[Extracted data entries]
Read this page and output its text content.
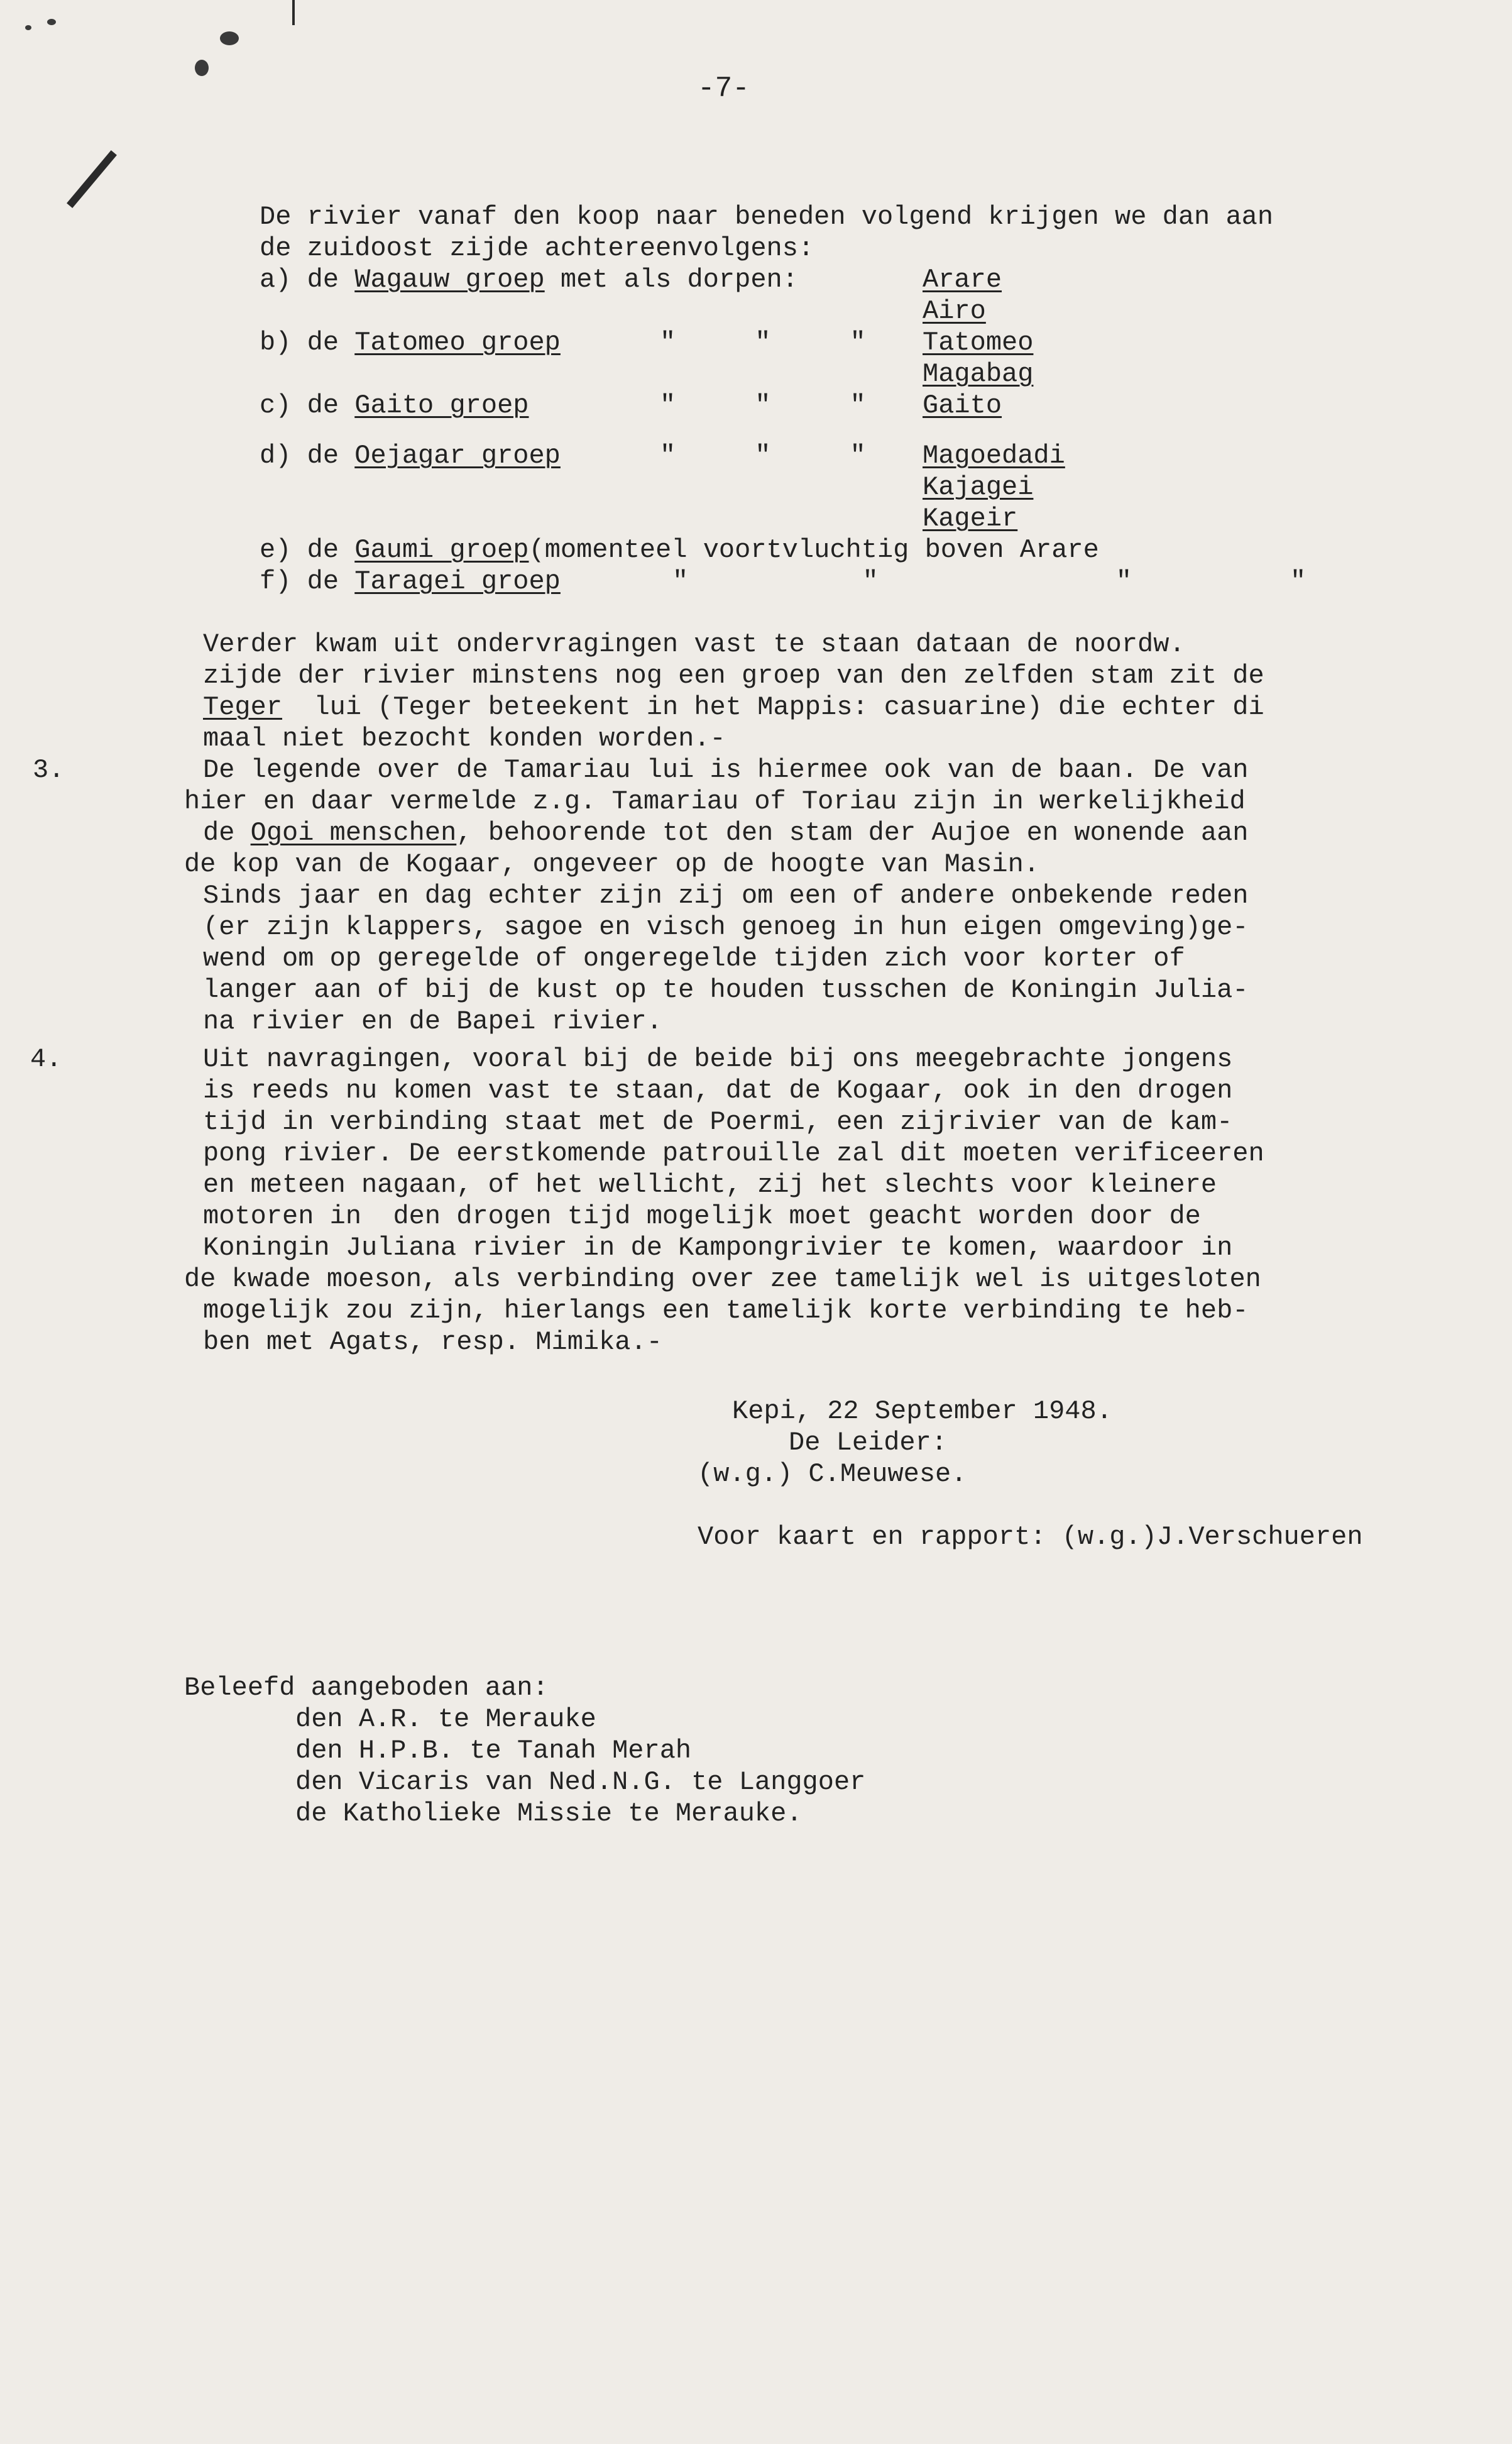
-7-
De rivier vanaf den koop naar beneden volgend krijgen we dan aan
de zuidoost zijde achtereenvolgens:
a) de Wagauw groep met als dorpen:	Arare
Airo
b) de Tatomeo groep	"     "     " Tatomeo
Magabag
c) de Gaito groep	"     "     " Gaito
d) de Oejagar groep	"     "     " Magoedadi
Kajagei
Kageir
e) de Gaumi groep(momenteel voortvluchtig boven Arare
f) de Taragei groep	"           "               "          "
Verder kwam uit ondervragingen vast te staan dataan de noordw.
zijde der rivier minstens nog een groep van den zelfden stam zit de
Teger lui (Teger beteekent in het Mappis: casuarine) die echter di
maal niet bezocht konden worden.-
3.	De legende over de Tamariau lui is hiermee ook van de baan. De van
hier en daar vermelde z.g. Tamariau of Toriau zijn in werkelijkheid
de Ogoi menschen, behoorende tot den stam der Aujoe en wonende aan
de kop van de Kogaar, ongeveer op de hoogte van Masin.
Sinds jaar en dag echter zijn zij om een of andere onbekende reden
(er zijn klappers, sagoe en visch genoeg in hun eigen omgeving)ge-
wend om op geregelde of ongeregelde tijden zich voor korter of
langer aan of bij de kust op te houden tusschen de Koningin Julia-
na rivier en de Bapei rivier.
4.	Uit navragingen, vooral bij de beide bij ons meegebrachte jongens
is reeds nu komen vast te staan, dat de Kogaar, ook in den drogen
tijd in verbinding staat met de Poermi, een zijrivier van de kam-
pong rivier. De eerstkomende patrouille zal dit moeten verificeeren
en meteen nagaan, of het wellicht, zij het slechts voor kleinere
motoren in  den drogen tijd mogelijk moet geacht worden door de
Koningin Juliana rivier in de Kampongrivier te komen, waardoor in
de kwade moeson, als verbinding over zee tamelijk wel is uitgesloten
mogelijk zou zijn, hierlangs een tamelijk korte verbinding te heb-
ben met Agats, resp. Mimika.-
Kepi, 22 September 1948.
De Leider:
(w.g.) C.Meuwese.
Voor kaart en rapport: (w.g.)J.Verschueren
Beleefd aangeboden aan:
den A.R. te Merauke
den H.P.B. te Tanah Merah
den Vicaris van Ned.N.G. te Langgoer
de Katholieke Missie te Merauke.
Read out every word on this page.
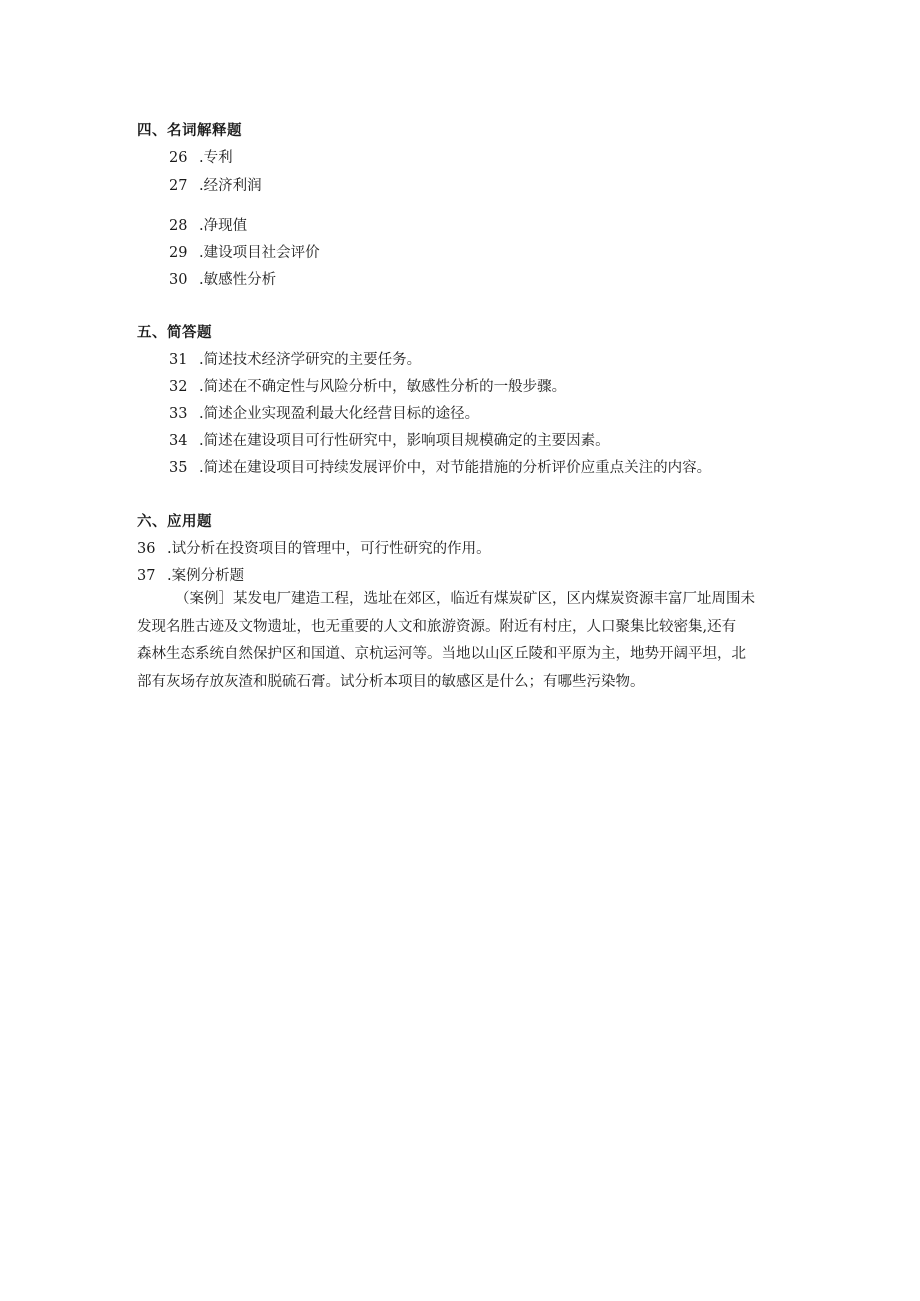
四、名词解释题
26 .专利
27 .经济利润
28 .净现值
29 .建设项目社会评价
30 .敏感性分析
五、简答题
31 .简述技术经济学研究的主要任务。
32 .简述在不确定性与风险分析中，敏感性分析的一般步骤。
33 .简述企业实现盈利最大化经营目标的途径。
34 .简述在建设项目可行性研究中，影响项目规模确定的主要因素。
35 .简述在建设项目可持续发展评价中，对节能措施的分析评价应重点关注的内容。
六、应用题
36 .试分析在投资项目的管理中，可行性研究的作用。
37 .案例分析题
（案例］某发电厂建造工程，选址在郊区，临近有煤炭矿区，区内煤炭资源丰富厂址周围未
发现名胜古迹及文物遗址，也无重要的人文和旅游资源。附近有村庄，人口聚集比较密集,还有
森林生态系统自然保护区和国道、京杭运河等。当地以山区丘陵和平原为主，地势开阔平坦，北
部有灰场存放灰渣和脱硫石膏。试分析本项目的敏感区是什么；有哪些污染物。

:: Written problem ::
Write out all the entries again, word for word, and print no images.

:: Answer to this exercise ::
Read this page and output its text content.
-7-
De rivier vanaf den koop naar beneden volgend krijgen we dan aan
de zuidoost zijde achtereenvolgens:
a) de Wagauw groep met als dorpen:	Arare
Airo
b) de Tatomeo groep	"     "     " Tatomeo
Magabag
c) de Gaito groep	"     "     " Gaito
d) de Oejagar groep	"     "     " Magoedadi
Kajagei
Kageir
e) de Gaumi groep(momenteel voortvluchtig boven Arare
f) de Taragei groep	"           "               "          "
Verder kwam uit ondervragingen vast te staan dataan de noordw.
zijde der rivier minstens nog een groep van den zelfden stam zit de
Teger lui (Teger beteekent in het Mappis: casuarine) die echter di
maal niet bezocht konden worden.-
3.	De legende over de Tamariau lui is hiermee ook van de baan. De van
hier en daar vermelde z.g. Tamariau of Toriau zijn in werkelijkheid
de Ogoi menschen, behoorende tot den stam der Aujoe en wonende aan
de kop van de Kogaar, ongeveer op de hoogte van Masin.
Sinds jaar en dag echter zijn zij om een of andere onbekende reden
(er zijn klappers, sagoe en visch genoeg in hun eigen omgeving)ge-
wend om op geregelde of ongeregelde tijden zich voor korter of
langer aan of bij de kust op te houden tusschen de Koningin Julia-
na rivier en de Bapei rivier.
4.	Uit navragingen, vooral bij de beide bij ons meegebrachte jongens
is reeds nu komen vast te staan, dat de Kogaar, ook in den drogen
tijd in verbinding staat met de Poermi, een zijrivier van de kam-
pong rivier. De eerstkomende patrouille zal dit moeten verificeeren
en meteen nagaan, of het wellicht, zij het slechts voor kleinere
motoren in  den drogen tijd mogelijk moet geacht worden door de
Koningin Juliana rivier in de Kampongrivier te komen, waardoor in
de kwade moeson, als verbinding over zee tamelijk wel is uitgesloten
mogelijk zou zijn, hierlangs een tamelijk korte verbinding te heb-
ben met Agats, resp. Mimika.-
Kepi, 22 September 1948.
De Leider:
(w.g.) C.Meuwese.
Voor kaart en rapport: (w.g.)J.Verschueren
Beleefd aangeboden aan:
den A.R. te Merauke
den H.P.B. te Tanah Merah
den Vicaris van Ned.N.G. te Langgoer
de Katholieke Missie te Merauke.
Read out every word on this page.
四、名词解释题
26 .专利
27 .经济利润
28 .净现值
29 .建设项目社会评价
30 .敏感性分析
五、简答题
31 .简述技术经济学研究的主要任务。
32 .简述在不确定性与风险分析中，敏感性分析的一般步骤。
33 .简述企业实现盈利最大化经营目标的途径。
34 .简述在建设项目可行性研究中，影响项目规模确定的主要因素。
35 .简述在建设项目可持续发展评价中，对节能措施的分析评价应重点关注的内容。
六、应用题
36 .试分析在投资项目的管理中，可行性研究的作用。
37 .案例分析题
（案例］某发电厂建造工程，选址在郊区，临近有煤炭矿区，区内煤炭资源丰富厂址周围未
发现名胜古迹及文物遗址，也无重要的人文和旅游资源。附近有村庄，人口聚集比较密集,还有
森林生态系统自然保护区和国道、京杭运河等。当地以山区丘陵和平原为主，地势开阔平坦，北
部有灰场存放灰渣和脱硫石膏。试分析本项目的敏感区是什么；有哪些污染物。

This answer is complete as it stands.